(Figure collection entries)
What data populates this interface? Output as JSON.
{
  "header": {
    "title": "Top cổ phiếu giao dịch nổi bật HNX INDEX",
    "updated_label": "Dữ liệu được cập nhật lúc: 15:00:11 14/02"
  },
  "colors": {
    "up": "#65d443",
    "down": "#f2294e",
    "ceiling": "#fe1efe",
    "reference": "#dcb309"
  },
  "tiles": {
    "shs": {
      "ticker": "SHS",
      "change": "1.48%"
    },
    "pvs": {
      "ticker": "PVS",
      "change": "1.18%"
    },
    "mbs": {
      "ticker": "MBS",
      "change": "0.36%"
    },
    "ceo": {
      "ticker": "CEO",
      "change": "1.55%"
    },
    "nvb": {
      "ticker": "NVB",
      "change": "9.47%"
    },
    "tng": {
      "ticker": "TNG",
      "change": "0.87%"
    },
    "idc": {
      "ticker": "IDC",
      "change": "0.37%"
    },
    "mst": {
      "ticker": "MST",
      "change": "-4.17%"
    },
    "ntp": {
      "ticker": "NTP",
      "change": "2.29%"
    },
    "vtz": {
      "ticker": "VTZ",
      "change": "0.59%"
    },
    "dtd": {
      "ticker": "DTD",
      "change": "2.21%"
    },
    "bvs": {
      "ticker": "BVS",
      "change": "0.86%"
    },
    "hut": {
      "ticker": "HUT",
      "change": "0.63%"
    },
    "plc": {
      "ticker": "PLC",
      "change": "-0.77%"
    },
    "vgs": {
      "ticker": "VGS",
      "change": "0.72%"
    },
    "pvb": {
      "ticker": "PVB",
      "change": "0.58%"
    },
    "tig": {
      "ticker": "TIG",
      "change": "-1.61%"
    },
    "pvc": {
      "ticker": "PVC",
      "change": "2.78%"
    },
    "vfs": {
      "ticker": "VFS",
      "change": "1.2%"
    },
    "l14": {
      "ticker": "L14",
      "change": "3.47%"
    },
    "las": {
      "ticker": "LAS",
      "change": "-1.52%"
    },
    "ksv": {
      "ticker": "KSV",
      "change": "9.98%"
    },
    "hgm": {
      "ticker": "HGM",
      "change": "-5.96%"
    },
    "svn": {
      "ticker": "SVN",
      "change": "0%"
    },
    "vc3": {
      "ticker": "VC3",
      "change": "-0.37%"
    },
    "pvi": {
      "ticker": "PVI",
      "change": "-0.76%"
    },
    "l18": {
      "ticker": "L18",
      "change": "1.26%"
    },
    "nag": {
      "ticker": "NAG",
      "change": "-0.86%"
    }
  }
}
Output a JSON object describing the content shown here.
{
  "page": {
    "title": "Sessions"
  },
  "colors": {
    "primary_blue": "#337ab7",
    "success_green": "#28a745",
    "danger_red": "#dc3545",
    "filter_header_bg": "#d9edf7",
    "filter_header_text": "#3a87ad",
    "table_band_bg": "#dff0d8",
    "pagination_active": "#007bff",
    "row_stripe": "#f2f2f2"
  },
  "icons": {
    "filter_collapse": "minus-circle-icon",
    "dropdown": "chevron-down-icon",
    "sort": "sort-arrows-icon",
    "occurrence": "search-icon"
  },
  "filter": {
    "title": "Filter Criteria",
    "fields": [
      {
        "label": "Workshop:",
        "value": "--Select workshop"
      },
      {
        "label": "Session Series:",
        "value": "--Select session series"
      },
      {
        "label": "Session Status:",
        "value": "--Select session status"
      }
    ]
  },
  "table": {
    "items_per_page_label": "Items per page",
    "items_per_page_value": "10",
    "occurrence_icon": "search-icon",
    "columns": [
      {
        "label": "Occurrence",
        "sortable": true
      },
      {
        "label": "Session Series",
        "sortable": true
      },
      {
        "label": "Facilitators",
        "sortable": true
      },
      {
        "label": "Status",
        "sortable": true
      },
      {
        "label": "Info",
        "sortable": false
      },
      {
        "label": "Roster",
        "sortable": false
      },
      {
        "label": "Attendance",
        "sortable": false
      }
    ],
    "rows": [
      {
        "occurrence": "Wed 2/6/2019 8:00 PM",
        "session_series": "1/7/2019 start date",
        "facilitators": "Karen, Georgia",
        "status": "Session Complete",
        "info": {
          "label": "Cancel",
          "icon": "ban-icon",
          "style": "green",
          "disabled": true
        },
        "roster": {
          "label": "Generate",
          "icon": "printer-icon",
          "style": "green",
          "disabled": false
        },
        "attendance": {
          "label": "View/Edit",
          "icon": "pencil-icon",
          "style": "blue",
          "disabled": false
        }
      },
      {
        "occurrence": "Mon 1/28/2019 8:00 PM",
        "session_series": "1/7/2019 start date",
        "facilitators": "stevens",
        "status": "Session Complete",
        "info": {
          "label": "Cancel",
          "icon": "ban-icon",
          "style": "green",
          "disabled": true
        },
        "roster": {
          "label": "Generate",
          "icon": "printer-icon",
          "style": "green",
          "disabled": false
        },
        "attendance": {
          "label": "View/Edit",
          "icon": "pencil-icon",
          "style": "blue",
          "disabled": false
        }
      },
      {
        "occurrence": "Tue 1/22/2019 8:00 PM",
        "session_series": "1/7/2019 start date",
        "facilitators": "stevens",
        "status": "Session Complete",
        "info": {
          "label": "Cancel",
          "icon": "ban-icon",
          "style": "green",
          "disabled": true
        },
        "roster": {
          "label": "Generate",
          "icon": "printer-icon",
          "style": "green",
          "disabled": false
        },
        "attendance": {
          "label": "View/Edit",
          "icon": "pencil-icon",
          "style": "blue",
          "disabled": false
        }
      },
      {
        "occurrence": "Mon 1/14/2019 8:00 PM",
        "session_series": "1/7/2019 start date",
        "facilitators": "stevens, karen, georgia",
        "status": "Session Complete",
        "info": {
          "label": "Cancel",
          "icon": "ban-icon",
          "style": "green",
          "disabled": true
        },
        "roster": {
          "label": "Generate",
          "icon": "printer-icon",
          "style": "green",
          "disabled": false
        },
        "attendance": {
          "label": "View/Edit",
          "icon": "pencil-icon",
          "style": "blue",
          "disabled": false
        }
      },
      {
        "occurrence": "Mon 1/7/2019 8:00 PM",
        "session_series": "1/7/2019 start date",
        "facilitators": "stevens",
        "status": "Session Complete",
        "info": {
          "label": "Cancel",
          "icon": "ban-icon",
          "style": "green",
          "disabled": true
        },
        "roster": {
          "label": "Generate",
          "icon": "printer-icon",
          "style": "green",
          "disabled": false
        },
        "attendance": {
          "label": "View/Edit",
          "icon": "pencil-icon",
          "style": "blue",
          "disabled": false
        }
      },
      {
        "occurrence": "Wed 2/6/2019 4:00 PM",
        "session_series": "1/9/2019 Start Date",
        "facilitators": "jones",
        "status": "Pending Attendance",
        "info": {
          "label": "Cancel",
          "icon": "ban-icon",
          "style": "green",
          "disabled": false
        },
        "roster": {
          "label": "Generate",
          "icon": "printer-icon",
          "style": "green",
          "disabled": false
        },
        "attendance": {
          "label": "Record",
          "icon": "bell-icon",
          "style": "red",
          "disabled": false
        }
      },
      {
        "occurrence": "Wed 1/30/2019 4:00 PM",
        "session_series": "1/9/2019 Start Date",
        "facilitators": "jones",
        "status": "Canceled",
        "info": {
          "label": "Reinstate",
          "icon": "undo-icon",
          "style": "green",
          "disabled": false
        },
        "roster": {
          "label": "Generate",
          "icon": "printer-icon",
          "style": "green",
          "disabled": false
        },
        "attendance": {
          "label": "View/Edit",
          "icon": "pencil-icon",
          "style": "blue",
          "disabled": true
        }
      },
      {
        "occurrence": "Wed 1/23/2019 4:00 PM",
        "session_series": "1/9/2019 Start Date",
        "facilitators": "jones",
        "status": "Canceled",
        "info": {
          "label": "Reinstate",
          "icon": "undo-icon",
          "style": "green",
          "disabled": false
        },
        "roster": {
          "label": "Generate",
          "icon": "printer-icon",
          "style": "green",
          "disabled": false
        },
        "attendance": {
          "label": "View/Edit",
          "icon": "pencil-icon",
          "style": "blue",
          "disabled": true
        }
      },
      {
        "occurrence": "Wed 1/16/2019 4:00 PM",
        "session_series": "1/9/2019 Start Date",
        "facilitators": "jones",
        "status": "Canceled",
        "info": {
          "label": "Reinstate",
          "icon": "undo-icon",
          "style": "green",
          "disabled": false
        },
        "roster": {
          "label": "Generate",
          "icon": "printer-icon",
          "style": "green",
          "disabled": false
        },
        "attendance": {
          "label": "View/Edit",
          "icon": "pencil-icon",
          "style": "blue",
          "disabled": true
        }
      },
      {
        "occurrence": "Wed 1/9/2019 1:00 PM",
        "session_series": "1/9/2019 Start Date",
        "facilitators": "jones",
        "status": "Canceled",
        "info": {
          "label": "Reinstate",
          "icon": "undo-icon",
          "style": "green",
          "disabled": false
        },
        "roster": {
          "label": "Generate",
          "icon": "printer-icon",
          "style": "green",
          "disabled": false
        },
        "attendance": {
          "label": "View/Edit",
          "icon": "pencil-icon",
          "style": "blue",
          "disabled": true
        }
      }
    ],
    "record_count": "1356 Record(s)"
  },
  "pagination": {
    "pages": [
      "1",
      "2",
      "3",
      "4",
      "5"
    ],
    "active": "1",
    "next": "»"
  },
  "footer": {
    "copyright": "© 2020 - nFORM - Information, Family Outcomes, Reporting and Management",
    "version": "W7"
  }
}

* What to do
Where a line of the data holds "Output", show that line.

* Reply
What data populates this interface? Output as JSON.
Output a JSON object describing the content shown here.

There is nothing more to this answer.